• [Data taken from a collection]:
## BEGIN
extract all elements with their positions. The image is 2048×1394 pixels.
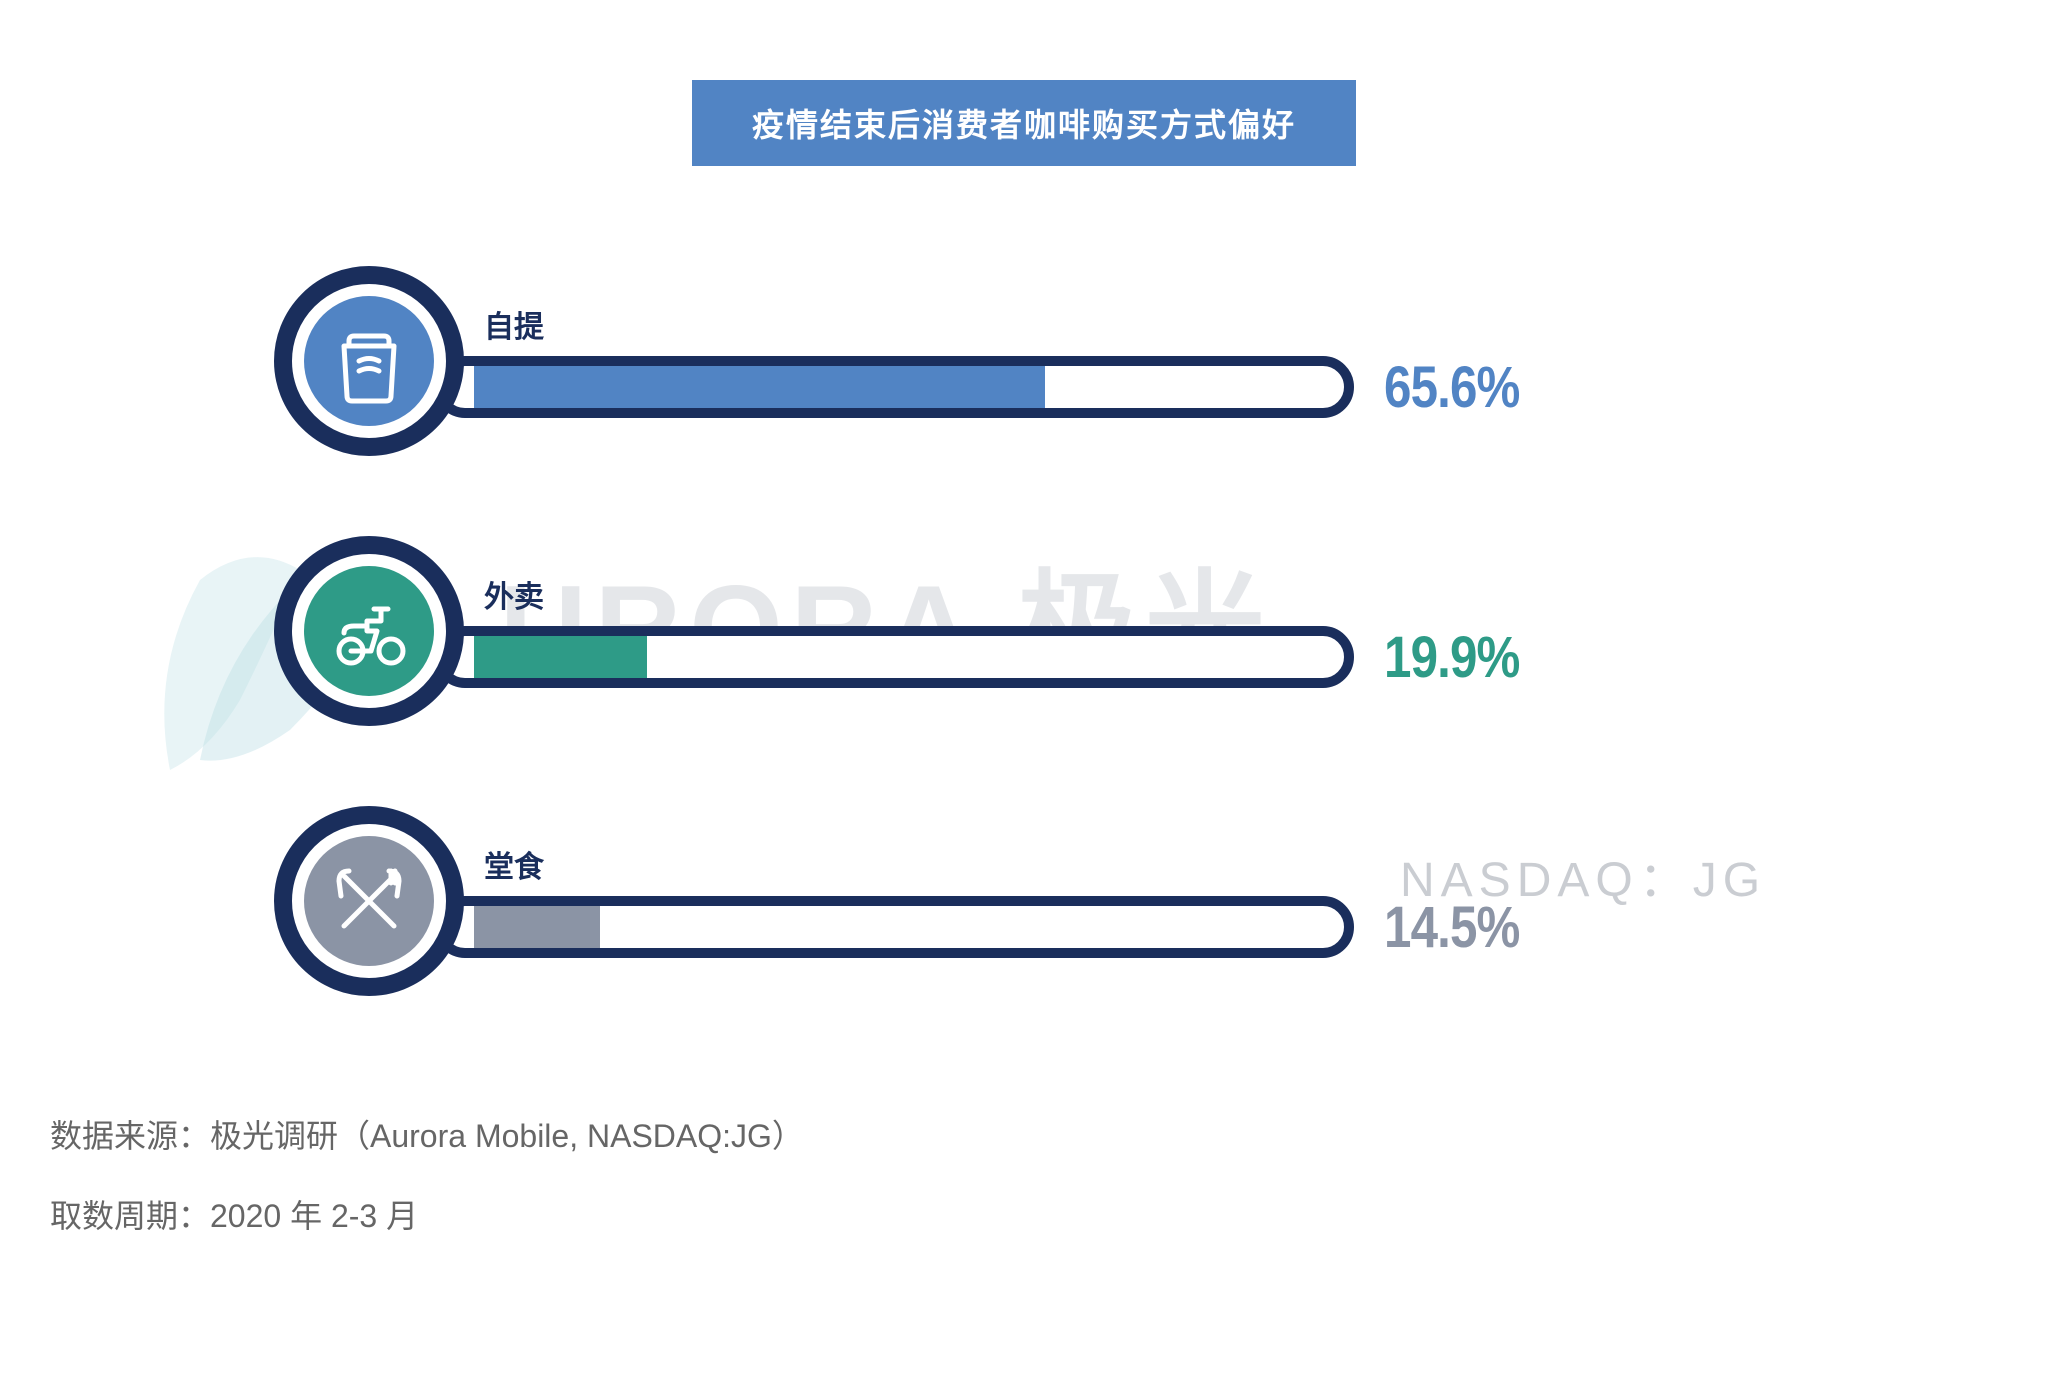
bar-fill xyxy=(474,906,600,948)
bar-value: 14.5% xyxy=(1384,894,1520,961)
icon-circle xyxy=(274,536,464,726)
footer-source: 数据来源：极光调研（Aurora Mobile, NASDAQ:JG） xyxy=(50,1096,2008,1176)
bar-row: 堂食 14.5% xyxy=(274,806,1774,996)
bar-track xyxy=(434,356,1354,418)
chart-title: 疫情结束后消费者咖啡购买方式偏好 xyxy=(692,80,1356,166)
icon-circle xyxy=(274,806,464,996)
bar-label: 自提 xyxy=(484,302,1774,346)
bar-value: 65.6% xyxy=(1384,354,1520,421)
bar-row: 自提 65.6% xyxy=(274,266,1774,456)
bar-label: 外卖 xyxy=(484,572,1774,616)
utensils-icon xyxy=(304,836,434,966)
bar-fill xyxy=(474,366,1045,408)
bar-track xyxy=(434,896,1354,958)
scooter-icon xyxy=(304,566,434,696)
icon-circle xyxy=(274,266,464,456)
bar-container: 外卖 19.9% xyxy=(434,572,1774,691)
bar-container: 堂食 14.5% xyxy=(434,842,1774,961)
bar-value: 19.9% xyxy=(1384,624,1520,691)
cup-icon xyxy=(304,296,434,426)
chart-area: 自提 65.6% 外卖 19.9% xyxy=(274,266,1774,996)
bar-fill xyxy=(474,636,647,678)
bar-track xyxy=(434,626,1354,688)
bar-row: 外卖 19.9% xyxy=(274,536,1774,726)
footer: 数据来源：极光调研（Aurora Mobile, NASDAQ:JG） 取数周期… xyxy=(50,1096,2008,1256)
bar-label: 堂食 xyxy=(484,842,1774,886)
footer-period: 取数周期：2020 年 2-3 月 xyxy=(50,1176,2008,1256)
bar-container: 自提 65.6% xyxy=(434,302,1774,421)
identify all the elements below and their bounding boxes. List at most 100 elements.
## END
Turn every line of the records above into a numbered list, skipping any blank lines. Leave the pictures out.

1. extract all elements with their positions. The image is 2048×1394 pixels.
2. bar-fill xyxy=(474,906,600,948)
3. bar-value: 14.5% xyxy=(1384,894,1520,961)
4. icon-circle xyxy=(274,536,464,726)
5. footer-source: 数据来源：极光调研（Aurora Mobile, NASDAQ:JG） xyxy=(50,1096,2008,1176)
6. bar-row: 堂食 14.5% xyxy=(274,806,1774,996)
7. bar-track xyxy=(434,356,1354,418)
8. chart-title: 疫情结束后消费者咖啡购买方式偏好 xyxy=(692,80,1356,166)
9. icon-circle xyxy=(274,806,464,996)
10. bar-label: 自提 xyxy=(484,302,1774,346)
11. bar-value: 65.6% xyxy=(1384,354,1520,421)
12. bar-row: 自提 65.6% xyxy=(274,266,1774,456)
13. bar-label: 外卖 xyxy=(484,572,1774,616)
14. utensils-icon xyxy=(304,836,434,966)
15. bar-fill xyxy=(474,366,1045,408)
16. bar-track xyxy=(434,896,1354,958)
17. scooter-icon xyxy=(304,566,434,696)
18. icon-circle xyxy=(274,266,464,456)
19. bar-container: 外卖 19.9% xyxy=(434,572,1774,691)
20. bar-container: 堂食 14.5% xyxy=(434,842,1774,961)
21. bar-value: 19.9% xyxy=(1384,624,1520,691)
22. cup-icon xyxy=(304,296,434,426)
23. chart-area: 自提 65.6% 外卖 19.9% xyxy=(274,266,1774,996)
24. bar-fill xyxy=(474,636,647,678)
25. bar-track xyxy=(434,626,1354,688)
26. bar-row: 外卖 19.9% xyxy=(274,536,1774,726)
27. footer: 数据来源：极光调研（Aurora Mobile, NASDAQ:JG） 取数周期… xyxy=(50,1096,2008,1256)
28. bar-label: 堂食 xyxy=(484,842,1774,886)
29. footer-period: 取数周期：2020 年 2-3 月 xyxy=(50,1176,2008,1256)
30. bar-container: 自提 65.6% xyxy=(434,302,1774,421)
31. identify all the elements below and their bounding boxes. List at most 100 elements.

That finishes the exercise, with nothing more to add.